Written request |
Count each line below that has "Origin" anywhere in it. Answer with the total alone.

Raw data |
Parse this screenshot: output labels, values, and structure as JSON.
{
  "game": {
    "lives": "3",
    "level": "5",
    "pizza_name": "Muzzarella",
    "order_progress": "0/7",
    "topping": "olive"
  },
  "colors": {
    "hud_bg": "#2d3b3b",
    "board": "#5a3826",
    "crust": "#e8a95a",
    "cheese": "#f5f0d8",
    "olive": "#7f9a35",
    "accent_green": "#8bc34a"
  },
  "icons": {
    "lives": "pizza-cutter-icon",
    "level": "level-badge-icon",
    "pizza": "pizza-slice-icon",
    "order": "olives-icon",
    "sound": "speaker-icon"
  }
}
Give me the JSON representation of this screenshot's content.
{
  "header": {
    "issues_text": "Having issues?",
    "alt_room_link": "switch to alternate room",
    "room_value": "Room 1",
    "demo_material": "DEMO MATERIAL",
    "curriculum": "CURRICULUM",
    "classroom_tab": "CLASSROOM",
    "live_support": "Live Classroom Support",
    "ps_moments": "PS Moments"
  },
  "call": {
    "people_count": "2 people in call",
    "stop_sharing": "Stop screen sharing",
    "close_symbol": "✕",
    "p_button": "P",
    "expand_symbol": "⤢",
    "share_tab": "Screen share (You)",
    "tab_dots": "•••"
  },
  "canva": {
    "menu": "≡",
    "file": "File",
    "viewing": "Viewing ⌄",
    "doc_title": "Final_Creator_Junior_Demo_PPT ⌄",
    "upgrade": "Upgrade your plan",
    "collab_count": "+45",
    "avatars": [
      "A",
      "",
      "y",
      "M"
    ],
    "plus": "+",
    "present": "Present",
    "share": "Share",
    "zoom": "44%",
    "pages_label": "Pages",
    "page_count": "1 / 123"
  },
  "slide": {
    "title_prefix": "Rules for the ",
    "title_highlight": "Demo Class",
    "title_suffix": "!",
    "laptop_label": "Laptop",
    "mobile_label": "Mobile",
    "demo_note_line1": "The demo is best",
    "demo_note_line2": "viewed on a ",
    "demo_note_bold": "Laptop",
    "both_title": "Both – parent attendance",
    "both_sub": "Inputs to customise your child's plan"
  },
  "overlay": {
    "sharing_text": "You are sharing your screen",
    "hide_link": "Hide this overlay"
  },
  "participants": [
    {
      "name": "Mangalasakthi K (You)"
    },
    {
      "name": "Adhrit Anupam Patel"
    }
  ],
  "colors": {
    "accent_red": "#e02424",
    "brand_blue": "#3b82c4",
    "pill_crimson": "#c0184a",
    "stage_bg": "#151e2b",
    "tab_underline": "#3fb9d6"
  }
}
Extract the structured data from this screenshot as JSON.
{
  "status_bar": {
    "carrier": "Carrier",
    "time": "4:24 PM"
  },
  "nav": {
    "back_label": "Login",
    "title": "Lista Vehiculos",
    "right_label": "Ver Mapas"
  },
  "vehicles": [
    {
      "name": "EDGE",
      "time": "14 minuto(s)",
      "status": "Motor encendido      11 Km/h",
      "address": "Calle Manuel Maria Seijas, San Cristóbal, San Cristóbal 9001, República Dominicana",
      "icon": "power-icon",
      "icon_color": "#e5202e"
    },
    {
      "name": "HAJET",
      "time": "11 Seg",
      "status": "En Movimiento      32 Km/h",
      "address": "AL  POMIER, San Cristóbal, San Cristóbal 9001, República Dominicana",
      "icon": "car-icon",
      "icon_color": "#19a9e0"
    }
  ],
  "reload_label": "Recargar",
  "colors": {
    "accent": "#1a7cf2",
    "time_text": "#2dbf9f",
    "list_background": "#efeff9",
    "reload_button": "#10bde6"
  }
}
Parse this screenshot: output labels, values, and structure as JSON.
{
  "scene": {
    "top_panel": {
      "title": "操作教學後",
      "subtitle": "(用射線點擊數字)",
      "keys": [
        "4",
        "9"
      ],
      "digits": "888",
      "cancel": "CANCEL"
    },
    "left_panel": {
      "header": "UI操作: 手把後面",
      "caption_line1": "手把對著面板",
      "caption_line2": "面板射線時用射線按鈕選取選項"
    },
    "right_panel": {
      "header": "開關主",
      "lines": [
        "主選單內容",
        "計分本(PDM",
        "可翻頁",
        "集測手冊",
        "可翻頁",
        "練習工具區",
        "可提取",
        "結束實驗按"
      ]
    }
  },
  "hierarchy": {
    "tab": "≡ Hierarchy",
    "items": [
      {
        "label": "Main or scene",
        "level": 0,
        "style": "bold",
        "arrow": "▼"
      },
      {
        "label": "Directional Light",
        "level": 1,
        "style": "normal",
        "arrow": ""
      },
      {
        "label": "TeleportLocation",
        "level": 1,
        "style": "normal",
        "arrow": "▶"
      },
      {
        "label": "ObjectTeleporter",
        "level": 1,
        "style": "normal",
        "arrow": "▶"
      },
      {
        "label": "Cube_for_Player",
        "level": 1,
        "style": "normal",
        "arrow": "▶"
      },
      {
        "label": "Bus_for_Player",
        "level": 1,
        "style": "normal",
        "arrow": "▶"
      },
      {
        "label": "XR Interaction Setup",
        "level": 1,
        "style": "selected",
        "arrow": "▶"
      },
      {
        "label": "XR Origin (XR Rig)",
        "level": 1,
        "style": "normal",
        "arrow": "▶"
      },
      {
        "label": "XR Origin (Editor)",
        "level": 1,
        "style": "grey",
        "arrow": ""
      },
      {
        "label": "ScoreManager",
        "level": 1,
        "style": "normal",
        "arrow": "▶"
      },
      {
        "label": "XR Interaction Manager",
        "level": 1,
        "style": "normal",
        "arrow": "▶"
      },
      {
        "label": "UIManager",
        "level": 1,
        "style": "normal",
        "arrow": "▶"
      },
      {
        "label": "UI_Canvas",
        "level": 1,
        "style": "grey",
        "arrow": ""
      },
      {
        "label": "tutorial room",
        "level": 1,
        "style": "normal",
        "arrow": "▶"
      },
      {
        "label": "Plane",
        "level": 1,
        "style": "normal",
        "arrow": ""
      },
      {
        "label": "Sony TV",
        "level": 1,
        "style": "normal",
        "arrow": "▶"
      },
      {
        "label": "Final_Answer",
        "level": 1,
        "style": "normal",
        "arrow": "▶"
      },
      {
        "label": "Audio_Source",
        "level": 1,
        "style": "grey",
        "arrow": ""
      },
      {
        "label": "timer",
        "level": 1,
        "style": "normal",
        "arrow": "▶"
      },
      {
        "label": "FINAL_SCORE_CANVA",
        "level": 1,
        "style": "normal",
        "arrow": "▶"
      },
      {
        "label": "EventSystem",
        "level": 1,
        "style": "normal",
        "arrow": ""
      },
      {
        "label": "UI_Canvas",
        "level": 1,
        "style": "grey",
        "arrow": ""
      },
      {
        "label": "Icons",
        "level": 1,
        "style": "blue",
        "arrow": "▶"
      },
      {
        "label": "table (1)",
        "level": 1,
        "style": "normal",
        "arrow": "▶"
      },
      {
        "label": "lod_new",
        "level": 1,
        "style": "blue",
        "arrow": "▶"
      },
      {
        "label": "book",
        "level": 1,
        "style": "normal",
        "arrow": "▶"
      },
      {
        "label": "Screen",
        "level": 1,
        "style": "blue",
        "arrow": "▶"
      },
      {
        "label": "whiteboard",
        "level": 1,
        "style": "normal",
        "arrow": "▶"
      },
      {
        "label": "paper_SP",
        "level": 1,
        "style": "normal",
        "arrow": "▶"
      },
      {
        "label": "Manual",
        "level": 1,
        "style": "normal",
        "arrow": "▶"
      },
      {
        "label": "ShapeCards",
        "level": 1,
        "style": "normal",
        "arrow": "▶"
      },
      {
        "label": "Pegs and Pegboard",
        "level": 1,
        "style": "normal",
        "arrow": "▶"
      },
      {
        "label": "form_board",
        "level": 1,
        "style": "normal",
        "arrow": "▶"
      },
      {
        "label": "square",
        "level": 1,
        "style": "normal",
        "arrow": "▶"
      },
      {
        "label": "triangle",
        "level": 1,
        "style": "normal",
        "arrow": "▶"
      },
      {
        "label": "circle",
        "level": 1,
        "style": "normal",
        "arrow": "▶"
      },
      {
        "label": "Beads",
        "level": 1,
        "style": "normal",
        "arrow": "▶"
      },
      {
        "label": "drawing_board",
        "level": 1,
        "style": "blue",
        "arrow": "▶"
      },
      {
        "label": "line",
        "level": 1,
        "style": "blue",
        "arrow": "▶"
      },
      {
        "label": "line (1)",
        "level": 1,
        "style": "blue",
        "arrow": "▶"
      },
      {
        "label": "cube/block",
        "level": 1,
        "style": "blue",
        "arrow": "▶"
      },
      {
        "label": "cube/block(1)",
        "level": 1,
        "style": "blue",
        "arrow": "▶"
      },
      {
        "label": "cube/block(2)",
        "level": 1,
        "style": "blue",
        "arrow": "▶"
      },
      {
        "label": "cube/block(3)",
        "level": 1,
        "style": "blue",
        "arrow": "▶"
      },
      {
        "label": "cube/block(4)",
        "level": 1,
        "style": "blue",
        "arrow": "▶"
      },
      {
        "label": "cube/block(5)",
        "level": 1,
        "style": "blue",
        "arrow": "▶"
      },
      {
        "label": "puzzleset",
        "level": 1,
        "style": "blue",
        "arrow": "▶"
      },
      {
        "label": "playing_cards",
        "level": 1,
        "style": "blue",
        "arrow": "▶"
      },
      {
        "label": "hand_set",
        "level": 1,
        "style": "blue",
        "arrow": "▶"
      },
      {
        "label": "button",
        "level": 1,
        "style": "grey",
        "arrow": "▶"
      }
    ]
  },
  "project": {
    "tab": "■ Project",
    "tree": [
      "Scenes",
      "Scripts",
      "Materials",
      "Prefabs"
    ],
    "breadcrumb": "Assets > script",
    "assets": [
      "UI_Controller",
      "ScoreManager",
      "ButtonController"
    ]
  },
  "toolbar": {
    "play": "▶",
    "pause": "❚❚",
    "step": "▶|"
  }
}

Exercise solution |
2